━━━ Extract

Why Syria’s disaster threatens a war in Turkey

Turkish tanks on guard at the Turkey-Syria border. Photograph: Sedat Suna/EPA
Turkish tanks on guard at the Turkey-Syria border. Photograph: Sedat Suna/EPA

Turkey feels as if it’s reliving an old nightmare. Each morning television presenters and newspaper headlines glumly round up news from the Islamic State (Isis) siege of the Syrian Kurdish town Kobani, and its spillover into Turkey. three Riots, tear gas, and live fire this week have killed more than 20 people in cities in Turkey’s Kurdish south-east. There have been multiple arson attacks on cars, buses and trucks, ethnic tensions, street corner nationalist gangs, curfews and armed troop deployments unseen since the miserable years of all-out Turkish Kurd insurgency in the 1990s.

At the same time politicians have begun shrilly pouring doubt on the vital, nine-year-old peace process between the Turkish government and the Kurdistan Workers’ Party (PKK) insurgents. This reached an apex of absurd conspiracy when both sides began labelling each other as being “the same” as Isis, a group which is actually their mutual enemy.

A tragedy has indeed engulfed Kobani, but little fundamental has changed just because, unusually, TV cameras lined up on the border are able to record first-hand one scene within the larger epic of the Syrian disaster.

━━━━━━
━━━ Entries

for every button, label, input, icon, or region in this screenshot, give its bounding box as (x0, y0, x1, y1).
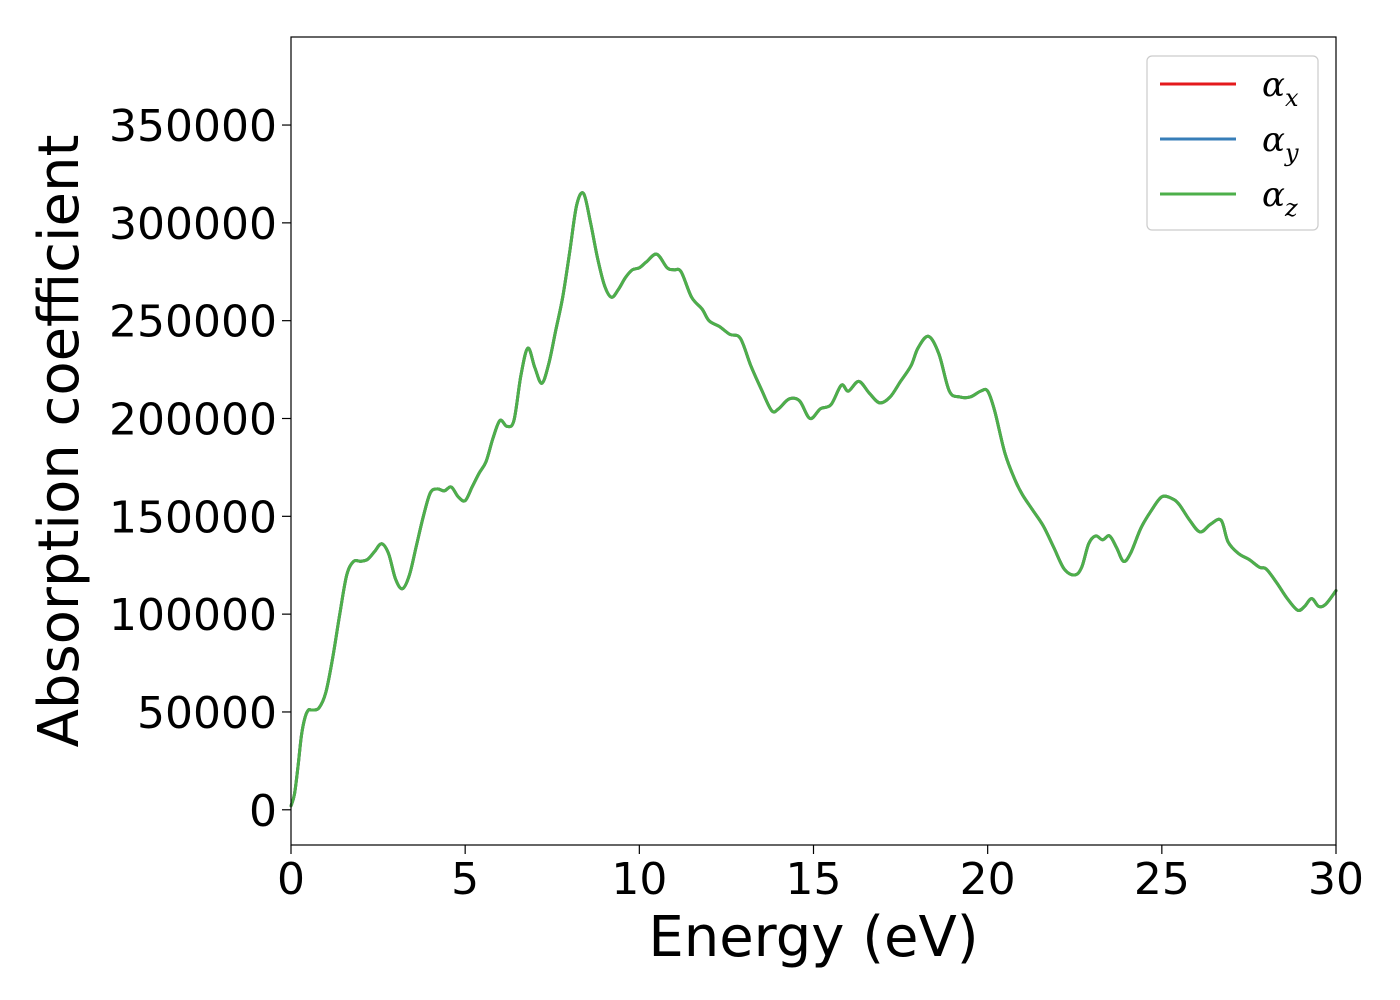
x-tick-label: 5 (451, 854, 479, 905)
y-tick-label: 200000 (109, 395, 277, 446)
legend-label-alpha-y: αy (1262, 120, 1299, 167)
legend-label-subscript: z (1284, 194, 1298, 222)
series-line-alpha-y (289, 191, 1338, 808)
y-tick-label: 150000 (109, 492, 277, 543)
series-line-alpha-z (289, 191, 1338, 808)
y-axis-ticks: 0 50000 100000 150000 200000 250000 300000 3500… (109, 101, 291, 837)
legend-label-base: α (1262, 175, 1285, 215)
y-tick-label: 100000 (109, 590, 277, 641)
x-tick-label: 15 (786, 854, 842, 905)
series-line-alpha-x (289, 191, 1338, 808)
x-tick-label: 10 (611, 854, 667, 905)
x-tick-label: 30 (1308, 854, 1364, 905)
y-tick-label: 350000 (109, 101, 277, 152)
x-axis-ticks: 0 5 10 15 20 25 30 (277, 845, 1364, 905)
y-axis-label: Absorption coefficient (27, 135, 92, 748)
x-axis-label: Energy (eV) (648, 905, 978, 970)
plot-area (289, 191, 1338, 808)
legend-label-subscript: y (1284, 139, 1299, 167)
y-tick-label: 50000 (137, 688, 277, 739)
y-tick-label: 250000 (109, 297, 277, 348)
legend-label-alpha-x: αx (1262, 65, 1299, 112)
x-tick-label: 25 (1134, 854, 1190, 905)
legend-box (1146, 55, 1319, 231)
legend-label-subscript: x (1285, 84, 1299, 112)
x-tick-label: 0 (277, 854, 305, 905)
legend-label-base: α (1262, 65, 1285, 105)
legend-label-base: α (1262, 120, 1285, 160)
x-tick-label: 20 (960, 854, 1016, 905)
y-tick-label: 300000 (109, 199, 277, 250)
axes-frame (290, 36, 1337, 846)
y-tick-label: 0 (249, 786, 277, 837)
legend-label-alpha-z: αz (1262, 175, 1298, 222)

━━━━━━

## Tasks to complete
• a. Copy the passage of the Kobani article starting at "Why Syria’s disaster" and ending at "in the 1990s.".
• b. Carry on the article about Turkey and the Kobani siege, picking up after its last sentence.

## Solved problems
• a.
Why Syria’s disaster threatens a war in Turkey

Turkish tanks on guard at the Turkey-Syria border. Photograph: Sedat Suna/EPA
Turkish tanks on guard at the Turkey-Syria border. Photograph: Sedat Suna/EPA

Turkey feels as if it’s reliving an old nightmare. Each morning television presenters and newspaper headlines glumly round up news from the Islamic State (Isis) siege of the Syrian Kurdish town Kobani, and its spillover into Turkey. three Riots, tear gas, and live fire this week have killed more than 20 people in cities in Turkey’s Kurdish south-east. There have been multiple arson attacks on cars, buses and trucks, ethnic tensions, street corner nationalist gangs, curfews and armed troop deployments unseen since the miserable years of all-out Turkish Kurd insurgency in the 1990s.

• b.
The hard truth is that the Syrian Kurds and their main Democratic Union party (PYD) militia were always vulnerable and ultimately unable to defend Kobani alone, puncturing a moment of Kurdish hubris after a summer of impressive progress. Their isolation is partly because PYD and the PKK, with which it is umbilically linked, have insisted on a level of autonomy that is controversial, both in Turkey and with the Syrian mainstream opposition.

Nor is Turkey free to drive its tanks down the hill to save Kobani, as demanded by Turkish Kurd politicians. Breaking international law by crossing a border would weaken Turkey’s international position (as with Russia in Ukraine), set off angry regional reactions from backers of Damascus such as Iran and Lebanon’s Hezbollah, and could lead to Syria itself firing missiles at Turkish cities. Turkey may be a member of Nato, but the airstrikes are not a Nato operation; Nato is supposed to be a defensive alliance, and is unlikely to back a unilateral Turkish move.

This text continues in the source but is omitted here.